▶ PROBLEM DESCRIPTION
Return all of the lines below exactly as they are.
═══ RECORD EXTRACTS
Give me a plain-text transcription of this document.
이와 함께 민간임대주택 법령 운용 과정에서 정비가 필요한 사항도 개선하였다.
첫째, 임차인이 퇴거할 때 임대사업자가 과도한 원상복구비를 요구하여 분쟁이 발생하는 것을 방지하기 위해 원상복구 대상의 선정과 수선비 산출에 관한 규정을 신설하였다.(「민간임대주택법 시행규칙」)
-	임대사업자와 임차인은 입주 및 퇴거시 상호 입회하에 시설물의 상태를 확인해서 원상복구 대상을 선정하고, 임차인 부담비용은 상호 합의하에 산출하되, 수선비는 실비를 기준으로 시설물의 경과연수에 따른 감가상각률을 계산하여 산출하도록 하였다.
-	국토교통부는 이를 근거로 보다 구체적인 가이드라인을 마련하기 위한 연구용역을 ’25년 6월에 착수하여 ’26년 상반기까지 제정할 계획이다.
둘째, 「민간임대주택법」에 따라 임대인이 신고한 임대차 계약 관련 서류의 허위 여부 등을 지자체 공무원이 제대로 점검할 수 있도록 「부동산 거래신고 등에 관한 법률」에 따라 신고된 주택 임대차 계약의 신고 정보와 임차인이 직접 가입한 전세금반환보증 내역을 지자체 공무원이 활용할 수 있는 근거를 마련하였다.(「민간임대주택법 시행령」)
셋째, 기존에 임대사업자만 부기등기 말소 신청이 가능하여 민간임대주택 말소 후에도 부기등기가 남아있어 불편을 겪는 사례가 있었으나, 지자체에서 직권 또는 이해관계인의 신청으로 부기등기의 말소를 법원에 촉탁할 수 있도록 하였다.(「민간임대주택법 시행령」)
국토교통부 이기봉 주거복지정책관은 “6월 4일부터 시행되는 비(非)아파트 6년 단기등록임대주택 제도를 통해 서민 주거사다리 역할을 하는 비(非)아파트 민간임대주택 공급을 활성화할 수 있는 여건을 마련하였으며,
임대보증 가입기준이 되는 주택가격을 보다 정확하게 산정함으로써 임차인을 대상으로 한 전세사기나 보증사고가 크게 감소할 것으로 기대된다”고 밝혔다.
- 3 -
══════
▶ TASK OUTPUT
Give me a plain-text transcription of this document.
이와 함께 민간임대주택 법령 운용 과정에서 정비가 필요한 사항도 개선하였다.
첫째, 임차인이 퇴거할 때 임대사업자가 과도한 원상복구비를 요구하여 분쟁이 발생하는 것을 방지하기 위해 원상복구 대상의 선정과 수선비 산출에 관한 규정을 신설하였다.(「민간임대주택법 시행규칙」)
-	임대사업자와 임차인은 입주 및 퇴거시 상호 입회하에 시설물의 상태를 확인해서 원상복구 대상을 선정하고, 임차인 부담비용은 상호 합의하에 산출하되, 수선비는 실비를 기준으로 시설물의 경과연수에 따른 감가상각률을 계산하여 산출하도록 하였다.
-	국토교통부는 이를 근거로 보다 구체적인 가이드라인을 마련하기 위한 연구용역을 ’25년 6월에 착수하여 ’26년 상반기까지 제정할 계획이다.
둘째, 「민간임대주택법」에 따라 임대인이 신고한 임대차 계약 관련 서류의 허위 여부 등을 지자체 공무원이 제대로 점검할 수 있도록 「부동산 거래신고 등에 관한 법률」에 따라 신고된 주택 임대차 계약의 신고 정보와 임차인이 직접 가입한 전세금반환보증 내역을 지자체 공무원이 활용할 수 있는 근거를 마련하였다.(「민간임대주택법 시행령」)
셋째, 기존에 임대사업자만 부기등기 말소 신청이 가능하여 민간임대주택 말소 후에도 부기등기가 남아있어 불편을 겪는 사례가 있었으나, 지자체에서 직권 또는 이해관계인의 신청으로 부기등기의 말소를 법원에 촉탁할 수 있도록 하였다.(「민간임대주택법 시행령」)
국토교통부 이기봉 주거복지정책관은 “6월 4일부터 시행되는 비(非)아파트 6년 단기등록임대주택 제도를 통해 서민 주거사다리 역할을 하는 비(非)아파트 민간임대주택 공급을 활성화할 수 있는 여건을 마련하였으며,
임대보증 가입기준이 되는 주택가격을 보다 정확하게 산정함으로써 임차인을 대상으로 한 전세사기나 보증사고가 크게 감소할 것으로 기대된다”고 밝혔다.
- 3 -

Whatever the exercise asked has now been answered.